■ **AIM OF THE TASK**
Go through the entries below and write each one out exactly.

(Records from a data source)
begin
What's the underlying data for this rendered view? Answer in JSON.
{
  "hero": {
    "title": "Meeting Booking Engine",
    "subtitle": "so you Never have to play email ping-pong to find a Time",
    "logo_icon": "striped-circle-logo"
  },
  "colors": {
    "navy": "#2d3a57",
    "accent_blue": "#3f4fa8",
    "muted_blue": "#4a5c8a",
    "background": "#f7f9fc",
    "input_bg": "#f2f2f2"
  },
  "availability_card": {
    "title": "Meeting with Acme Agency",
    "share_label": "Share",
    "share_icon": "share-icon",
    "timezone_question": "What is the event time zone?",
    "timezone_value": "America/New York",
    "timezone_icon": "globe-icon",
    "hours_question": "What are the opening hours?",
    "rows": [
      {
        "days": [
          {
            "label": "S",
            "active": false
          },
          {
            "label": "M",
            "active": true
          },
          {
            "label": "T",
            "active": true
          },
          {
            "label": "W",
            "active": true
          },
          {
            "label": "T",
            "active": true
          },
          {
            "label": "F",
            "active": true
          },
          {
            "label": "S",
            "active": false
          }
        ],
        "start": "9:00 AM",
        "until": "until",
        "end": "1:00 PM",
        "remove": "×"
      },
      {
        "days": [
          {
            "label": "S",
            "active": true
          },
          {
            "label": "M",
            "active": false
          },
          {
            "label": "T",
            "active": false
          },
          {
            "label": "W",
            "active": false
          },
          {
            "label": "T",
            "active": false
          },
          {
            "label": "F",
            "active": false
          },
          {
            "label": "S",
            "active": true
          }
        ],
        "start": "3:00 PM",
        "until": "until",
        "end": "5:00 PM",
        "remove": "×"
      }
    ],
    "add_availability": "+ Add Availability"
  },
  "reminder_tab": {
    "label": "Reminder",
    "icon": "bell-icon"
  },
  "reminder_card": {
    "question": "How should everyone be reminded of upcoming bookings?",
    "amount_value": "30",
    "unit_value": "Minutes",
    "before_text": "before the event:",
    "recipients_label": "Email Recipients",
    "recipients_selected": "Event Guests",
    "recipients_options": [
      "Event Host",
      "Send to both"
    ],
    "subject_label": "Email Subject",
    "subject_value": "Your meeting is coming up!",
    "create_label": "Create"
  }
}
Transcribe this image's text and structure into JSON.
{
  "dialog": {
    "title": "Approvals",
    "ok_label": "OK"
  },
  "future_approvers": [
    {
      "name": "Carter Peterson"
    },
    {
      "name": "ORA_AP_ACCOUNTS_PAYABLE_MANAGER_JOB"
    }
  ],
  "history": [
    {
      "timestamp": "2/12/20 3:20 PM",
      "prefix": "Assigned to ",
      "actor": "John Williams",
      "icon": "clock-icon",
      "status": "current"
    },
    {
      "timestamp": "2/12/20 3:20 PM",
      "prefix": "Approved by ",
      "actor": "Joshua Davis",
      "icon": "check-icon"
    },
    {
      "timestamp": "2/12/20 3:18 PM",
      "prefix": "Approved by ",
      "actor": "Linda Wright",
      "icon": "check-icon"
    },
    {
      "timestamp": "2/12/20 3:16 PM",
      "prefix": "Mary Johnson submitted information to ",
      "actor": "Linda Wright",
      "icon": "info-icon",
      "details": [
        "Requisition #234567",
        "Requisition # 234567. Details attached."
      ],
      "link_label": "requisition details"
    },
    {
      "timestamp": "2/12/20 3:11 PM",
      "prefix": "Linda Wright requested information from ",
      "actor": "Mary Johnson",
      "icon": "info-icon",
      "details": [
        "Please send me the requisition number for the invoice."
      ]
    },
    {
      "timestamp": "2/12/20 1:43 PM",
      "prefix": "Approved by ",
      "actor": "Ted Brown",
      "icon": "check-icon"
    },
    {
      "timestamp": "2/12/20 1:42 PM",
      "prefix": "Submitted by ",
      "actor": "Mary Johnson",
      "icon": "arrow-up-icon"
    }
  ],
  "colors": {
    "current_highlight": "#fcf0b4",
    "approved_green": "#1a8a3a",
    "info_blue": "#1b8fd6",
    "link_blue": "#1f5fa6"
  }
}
end
■ **TASK OUTPUT**
What's the underlying data for this rendered view? Answer in JSON.
{
  "hero": {
    "title": "Meeting Booking Engine",
    "subtitle": "so you Never have to play email ping-pong to find a Time",
    "logo_icon": "striped-circle-logo"
  },
  "colors": {
    "navy": "#2d3a57",
    "accent_blue": "#3f4fa8",
    "muted_blue": "#4a5c8a",
    "background": "#f7f9fc",
    "input_bg": "#f2f2f2"
  },
  "availability_card": {
    "title": "Meeting with Acme Agency",
    "share_label": "Share",
    "share_icon": "share-icon",
    "timezone_question": "What is the event time zone?",
    "timezone_value": "America/New York",
    "timezone_icon": "globe-icon",
    "hours_question": "What are the opening hours?",
    "rows": [
      {
        "days": [
          {
            "label": "S",
            "active": false
          },
          {
            "label": "M",
            "active": true
          },
          {
            "label": "T",
            "active": true
          },
          {
            "label": "W",
            "active": true
          },
          {
            "label": "T",
            "active": true
          },
          {
            "label": "F",
            "active": true
          },
          {
            "label": "S",
            "active": false
          }
        ],
        "start": "9:00 AM",
        "until": "until",
        "end": "1:00 PM",
        "remove": "×"
      },
      {
        "days": [
          {
            "label": "S",
            "active": true
          },
          {
            "label": "M",
            "active": false
          },
          {
            "label": "T",
            "active": false
          },
          {
            "label": "W",
            "active": false
          },
          {
            "label": "T",
            "active": false
          },
          {
            "label": "F",
            "active": false
          },
          {
            "label": "S",
            "active": true
          }
        ],
        "start": "3:00 PM",
        "until": "until",
        "end": "5:00 PM",
        "remove": "×"
      }
    ],
    "add_availability": "+ Add Availability"
  },
  "reminder_tab": {
    "label": "Reminder",
    "icon": "bell-icon"
  },
  "reminder_card": {
    "question": "How should everyone be reminded of upcoming bookings?",
    "amount_value": "30",
    "unit_value": "Minutes",
    "before_text": "before the event:",
    "recipients_label": "Email Recipients",
    "recipients_selected": "Event Guests",
    "recipients_options": [
      "Event Host",
      "Send to both"
    ],
    "subject_label": "Email Subject",
    "subject_value": "Your meeting is coming up!",
    "create_label": "Create"
  }
}
Transcribe this image's text and structure into JSON.
{
  "dialog": {
    "title": "Approvals",
    "ok_label": "OK"
  },
  "future_approvers": [
    {
      "name": "Carter Peterson"
    },
    {
      "name": "ORA_AP_ACCOUNTS_PAYABLE_MANAGER_JOB"
    }
  ],
  "history": [
    {
      "timestamp": "2/12/20 3:20 PM",
      "prefix": "Assigned to ",
      "actor": "John Williams",
      "icon": "clock-icon",
      "status": "current"
    },
    {
      "timestamp": "2/12/20 3:20 PM",
      "prefix": "Approved by ",
      "actor": "Joshua Davis",
      "icon": "check-icon"
    },
    {
      "timestamp": "2/12/20 3:18 PM",
      "prefix": "Approved by ",
      "actor": "Linda Wright",
      "icon": "check-icon"
    },
    {
      "timestamp": "2/12/20 3:16 PM",
      "prefix": "Mary Johnson submitted information to ",
      "actor": "Linda Wright",
      "icon": "info-icon",
      "details": [
        "Requisition #234567",
        "Requisition # 234567. Details attached."
      ],
      "link_label": "requisition details"
    },
    {
      "timestamp": "2/12/20 3:11 PM",
      "prefix": "Linda Wright requested information from ",
      "actor": "Mary Johnson",
      "icon": "info-icon",
      "details": [
        "Please send me the requisition number for the invoice."
      ]
    },
    {
      "timestamp": "2/12/20 1:43 PM",
      "prefix": "Approved by ",
      "actor": "Ted Brown",
      "icon": "check-icon"
    },
    {
      "timestamp": "2/12/20 1:42 PM",
      "prefix": "Submitted by ",
      "actor": "Mary Johnson",
      "icon": "arrow-up-icon"
    }
  ],
  "colors": {
    "current_highlight": "#fcf0b4",
    "approved_green": "#1a8a3a",
    "info_blue": "#1b8fd6",
    "link_blue": "#1f5fa6"
  }
}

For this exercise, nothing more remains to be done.